Material supplied:
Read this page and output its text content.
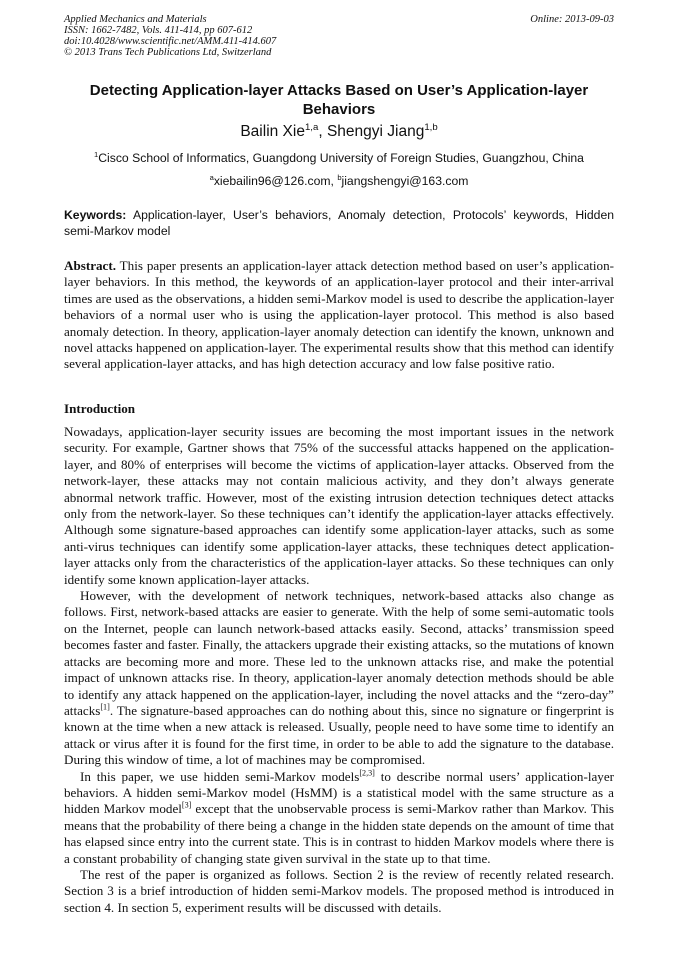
Applied Mechanics and Materials
ISSN: 1662-7482, Vols. 411-414, pp 607-612
doi:10.4028/www.scientific.net/AMM.411-414.607
© 2013 Trans Tech Publications Ltd, Switzerland
Online: 2013-09-03
Detecting Application-layer Attacks Based on User’s Application-layer Behaviors
Bailin Xie$^{1,a}$, Shengyi Jiang$^{1,b}$
$^1$Cisco School of Informatics, Guangdong University of Foreign Studies, Guangzhou, China
$^a$xiebailin96@126.com, $^b$jiangshengyi@163.com
Keywords: Application-layer, User’s behaviors, Anomaly detection, Protocols’ keywords, Hidden semi-Markov model
Abstract. This paper presents an application-layer attack detection method based on user’s application-layer behaviors. In this method, the keywords of an application-layer protocol and their inter-arrival times are used as the observations, a hidden semi-Markov model is used to describe the application-layer behaviors of a normal user who is using the application-layer protocol. This method is also based anomaly detection. In theory, application-layer anomaly detection can identify the known, unknown and novel attacks happened on application-layer. The experimental results show that this method can identify several application-layer attacks, and has high detection accuracy and low false positive ratio.
Introduction

Nowadays, application-layer security issues are becoming the most important issues in the network security. For example, Gartner shows that 75% of the successful attacks happened on the application-layer, and 80% of enterprises will become the victims of application-layer attacks. Observed from the network-layer, these attacks may not contain malicious activity, and they don’t always generate abnormal network traffic. However, most of the existing intrusion detection techniques detect attacks only from the network-layer. So these techniques can’t identify the application-layer attacks effectively. Although some signature-based approaches can identify some application-layer attacks, such as some anti-virus techniques can identify some application-layer attacks, these techniques detect application-layer attacks only from the characteristics of the application-layer attacks. So these techniques can only identify some known application-layer attacks.

However, with the development of network techniques, network-based attacks also change as follows. First, network-based attacks are easier to generate. With the help of some semi-automatic tools on the Internet, people can launch network-based attacks easily. Second, attacks’ transmission speed becomes faster and faster. Finally, the attackers upgrade their existing attacks, so the mutations of known attacks are becoming more and more. These led to the unknown attacks rise, and make the potential impact of unknown attacks rise. In theory, application-layer anomaly detection methods should be able to identify any attack happened on the application-layer, including the novel attacks and the “zero-day” attacks[1]. The signature-based approaches can do nothing about this, since no signature or fingerprint is known at the time when a new attack is released. Usually, people need to have some time to identify an attack or virus after it is found for the first time, in order to be able to add the signature to the database. During this window of time, a lot of machines may be compromised.

In this paper, we use hidden semi-Markov models[2,3] to describe normal users’ application-layer behaviors. A hidden semi-Markov model (HsMM) is a statistical model with the same structure as a hidden Markov model[3] except that the unobservable process is semi-Markov rather than Markov. This means that the probability of there being a change in the hidden state depends on the amount of time that has elapsed since entry into the current state. This is in contrast to hidden Markov models where there is a constant probability of changing state given survival in the state up to that time.

The rest of the paper is organized as follows. Section 2 is the review of recently related research. Section 3 is a brief introduction of hidden semi-Markov models. The proposed method is introduced in section 4. In section 5, experiment results will be discussed with details.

Task directions:
In your copy of the entries above, leave out the pictures and keep every word exact.

Exercise solution:
Read this page and output its text content.
Applied Mechanics and Materials
ISSN: 1662-7482, Vols. 411-414, pp 607-612
doi:10.4028/www.scientific.net/AMM.411-414.607
© 2013 Trans Tech Publications Ltd, Switzerland
Online: 2013-09-03
Detecting Application-layer Attacks Based on User’s Application-layer Behaviors
Bailin Xie$^{1,a}$, Shengyi Jiang$^{1,b}$
$^1$Cisco School of Informatics, Guangdong University of Foreign Studies, Guangzhou, China
$^a$xiebailin96@126.com, $^b$jiangshengyi@163.com
Keywords: Application-layer, User’s behaviors, Anomaly detection, Protocols’ keywords, Hidden semi-Markov model
Abstract. This paper presents an application-layer attack detection method based on user’s application-layer behaviors. In this method, the keywords of an application-layer protocol and their inter-arrival times are used as the observations, a hidden semi-Markov model is used to describe the application-layer behaviors of a normal user who is using the application-layer protocol. This method is also based anomaly detection. In theory, application-layer anomaly detection can identify the known, unknown and novel attacks happened on application-layer. The experimental results show that this method can identify several application-layer attacks, and has high detection accuracy and low false positive ratio.
Introduction

Nowadays, application-layer security issues are becoming the most important issues in the network security. For example, Gartner shows that 75% of the successful attacks happened on the application-layer, and 80% of enterprises will become the victims of application-layer attacks. Observed from the network-layer, these attacks may not contain malicious activity, and they don’t always generate abnormal network traffic. However, most of the existing intrusion detection techniques detect attacks only from the network-layer. So these techniques can’t identify the application-layer attacks effectively. Although some signature-based approaches can identify some application-layer attacks, such as some anti-virus techniques can identify some application-layer attacks, these techniques detect application-layer attacks only from the characteristics of the application-layer attacks. So these techniques can only identify some known application-layer attacks.

However, with the development of network techniques, network-based attacks also change as follows. First, network-based attacks are easier to generate. With the help of some semi-automatic tools on the Internet, people can launch network-based attacks easily. Second, attacks’ transmission speed becomes faster and faster. Finally, the attackers upgrade their existing attacks, so the mutations of known attacks are becoming more and more. These led to the unknown attacks rise, and make the potential impact of unknown attacks rise. In theory, application-layer anomaly detection methods should be able to identify any attack happened on the application-layer, including the novel attacks and the “zero-day” attacks[1]. The signature-based approaches can do nothing about this, since no signature or fingerprint is known at the time when a new attack is released. Usually, people need to have some time to identify an attack or virus after it is found for the first time, in order to be able to add the signature to the database. During this window of time, a lot of machines may be compromised.

In this paper, we use hidden semi-Markov models[2,3] to describe normal users’ application-layer behaviors. A hidden semi-Markov model (HsMM) is a statistical model with the same structure as a hidden Markov model[3] except that the unobservable process is semi-Markov rather than Markov. This means that the probability of there being a change in the hidden state depends on the amount of time that has elapsed since entry into the current state. This is in contrast to hidden Markov models where there is a constant probability of changing state given survival in the state up to that time.

The rest of the paper is organized as follows. Section 2 is the review of recently related research. Section 3 is a brief introduction of hidden semi-Markov models. The proposed method is introduced in section 4. In section 5, experiment results will be discussed with details.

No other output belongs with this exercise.